* [ITEMS]
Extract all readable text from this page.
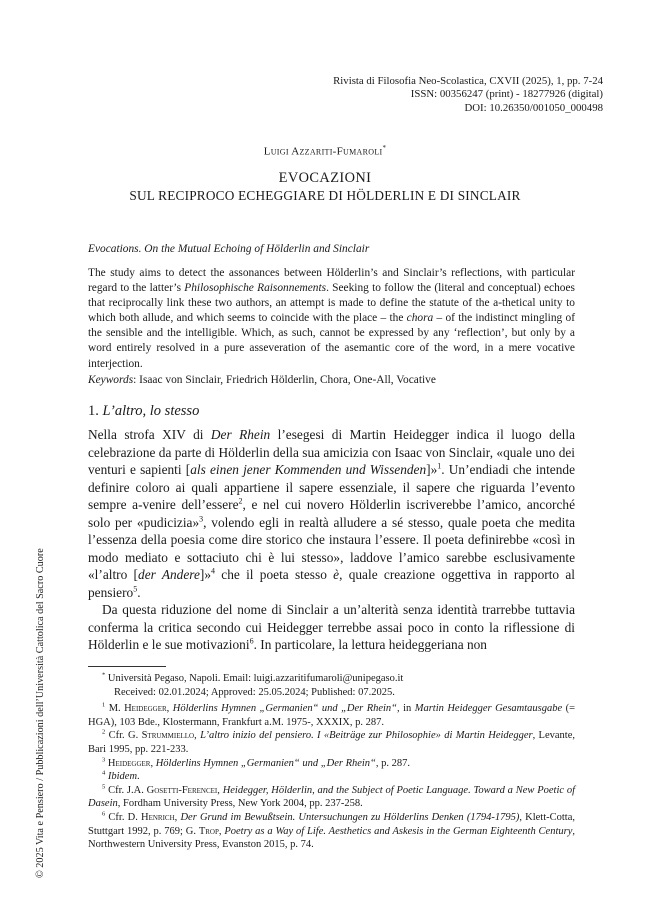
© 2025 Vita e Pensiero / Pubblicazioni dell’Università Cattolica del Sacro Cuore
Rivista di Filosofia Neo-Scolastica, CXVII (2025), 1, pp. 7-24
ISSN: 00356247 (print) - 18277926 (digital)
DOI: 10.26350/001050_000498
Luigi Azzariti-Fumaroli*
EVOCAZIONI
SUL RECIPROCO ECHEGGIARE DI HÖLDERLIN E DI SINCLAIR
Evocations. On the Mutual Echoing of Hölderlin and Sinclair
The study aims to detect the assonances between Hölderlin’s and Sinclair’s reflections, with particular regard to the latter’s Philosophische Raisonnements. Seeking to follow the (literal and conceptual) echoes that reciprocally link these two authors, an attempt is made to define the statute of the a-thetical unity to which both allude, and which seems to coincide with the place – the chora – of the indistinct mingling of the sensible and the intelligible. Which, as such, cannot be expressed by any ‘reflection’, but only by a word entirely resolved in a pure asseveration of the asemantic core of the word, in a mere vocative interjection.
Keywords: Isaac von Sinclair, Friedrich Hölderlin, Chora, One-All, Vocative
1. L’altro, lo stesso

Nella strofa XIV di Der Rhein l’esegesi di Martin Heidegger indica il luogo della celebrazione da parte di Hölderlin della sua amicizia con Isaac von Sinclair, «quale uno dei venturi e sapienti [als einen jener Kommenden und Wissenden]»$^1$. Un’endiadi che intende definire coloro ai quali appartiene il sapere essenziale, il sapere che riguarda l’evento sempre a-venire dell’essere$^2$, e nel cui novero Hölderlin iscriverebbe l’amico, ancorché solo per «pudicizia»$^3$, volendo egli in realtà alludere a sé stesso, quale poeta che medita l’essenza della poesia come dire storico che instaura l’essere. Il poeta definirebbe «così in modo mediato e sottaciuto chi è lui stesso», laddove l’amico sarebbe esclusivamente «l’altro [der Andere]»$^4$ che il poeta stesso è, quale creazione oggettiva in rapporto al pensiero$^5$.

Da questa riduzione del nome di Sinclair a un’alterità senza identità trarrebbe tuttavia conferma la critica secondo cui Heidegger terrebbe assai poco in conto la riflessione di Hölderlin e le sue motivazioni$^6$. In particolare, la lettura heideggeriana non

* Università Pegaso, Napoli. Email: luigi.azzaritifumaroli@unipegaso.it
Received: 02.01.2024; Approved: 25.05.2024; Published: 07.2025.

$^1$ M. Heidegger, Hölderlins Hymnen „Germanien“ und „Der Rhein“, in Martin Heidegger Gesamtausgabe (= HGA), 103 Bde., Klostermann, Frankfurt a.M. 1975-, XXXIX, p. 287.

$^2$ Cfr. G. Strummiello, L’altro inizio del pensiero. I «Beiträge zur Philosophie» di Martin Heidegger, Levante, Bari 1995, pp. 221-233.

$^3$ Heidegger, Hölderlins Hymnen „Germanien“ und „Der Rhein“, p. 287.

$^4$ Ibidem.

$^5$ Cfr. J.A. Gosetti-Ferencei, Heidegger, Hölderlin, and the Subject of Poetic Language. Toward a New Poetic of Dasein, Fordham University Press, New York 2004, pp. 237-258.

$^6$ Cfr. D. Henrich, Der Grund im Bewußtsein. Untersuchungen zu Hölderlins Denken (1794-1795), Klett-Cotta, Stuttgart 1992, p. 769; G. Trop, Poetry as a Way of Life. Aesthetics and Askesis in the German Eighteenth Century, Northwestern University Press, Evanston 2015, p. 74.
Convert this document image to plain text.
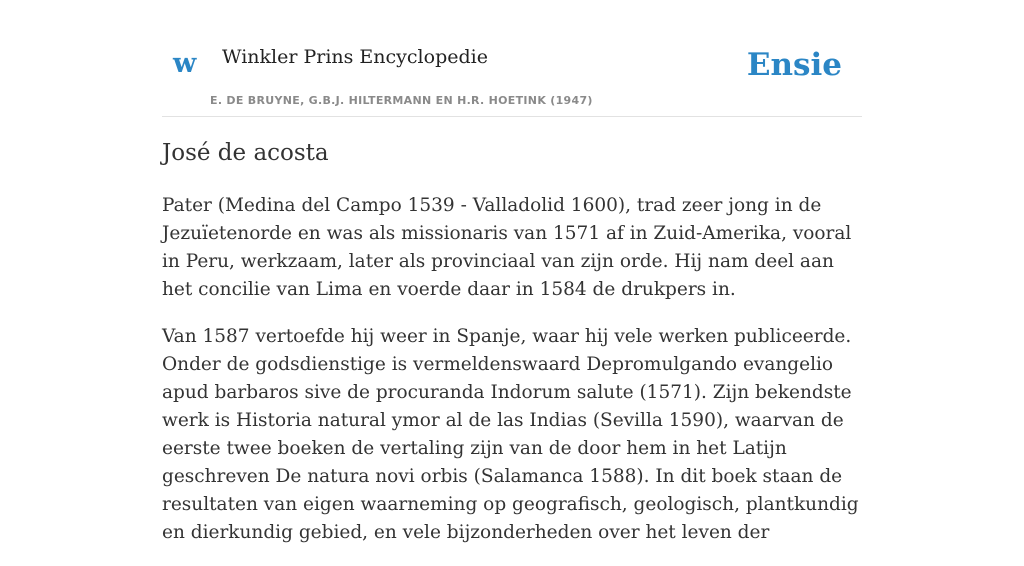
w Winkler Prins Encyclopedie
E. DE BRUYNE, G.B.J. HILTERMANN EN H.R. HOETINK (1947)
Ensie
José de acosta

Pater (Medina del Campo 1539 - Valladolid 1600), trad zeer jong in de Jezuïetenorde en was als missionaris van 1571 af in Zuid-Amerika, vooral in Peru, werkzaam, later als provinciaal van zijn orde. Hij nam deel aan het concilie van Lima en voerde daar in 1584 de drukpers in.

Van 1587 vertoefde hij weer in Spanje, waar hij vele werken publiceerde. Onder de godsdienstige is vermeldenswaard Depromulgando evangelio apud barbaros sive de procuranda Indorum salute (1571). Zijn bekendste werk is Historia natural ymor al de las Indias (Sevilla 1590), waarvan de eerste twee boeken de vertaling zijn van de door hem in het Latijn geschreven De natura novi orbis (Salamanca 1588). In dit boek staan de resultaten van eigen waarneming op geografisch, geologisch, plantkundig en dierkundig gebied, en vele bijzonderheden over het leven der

* [YOUR TASK]
With pictures left out, repeat exactly the lines from the line bearing "Convert this document image to plain text." through the final line of the records above.

* [WRITTEN ANSWER]
Convert this document image to plain text.
w Winkler Prins Encyclopedie
E. DE BRUYNE, G.B.J. HILTERMANN EN H.R. HOETINK (1947)
Ensie
José de acosta

Pater (Medina del Campo 1539 - Valladolid 1600), trad zeer jong in de Jezuïetenorde en was als missionaris van 1571 af in Zuid-Amerika, vooral in Peru, werkzaam, later als provinciaal van zijn orde. Hij nam deel aan het concilie van Lima en voerde daar in 1584 de drukpers in.

Van 1587 vertoefde hij weer in Spanje, waar hij vele werken publiceerde. Onder de godsdienstige is vermeldenswaard Depromulgando evangelio apud barbaros sive de procuranda Indorum salute (1571). Zijn bekendste werk is Historia natural ymor al de las Indias (Sevilla 1590), waarvan de eerste twee boeken de vertaling zijn van de door hem in het Latijn geschreven De natura novi orbis (Salamanca 1588). In dit boek staan de resultaten van eigen waarneming op geografisch, geologisch, plantkundig en dierkundig gebied, en vele bijzonderheden over het leven der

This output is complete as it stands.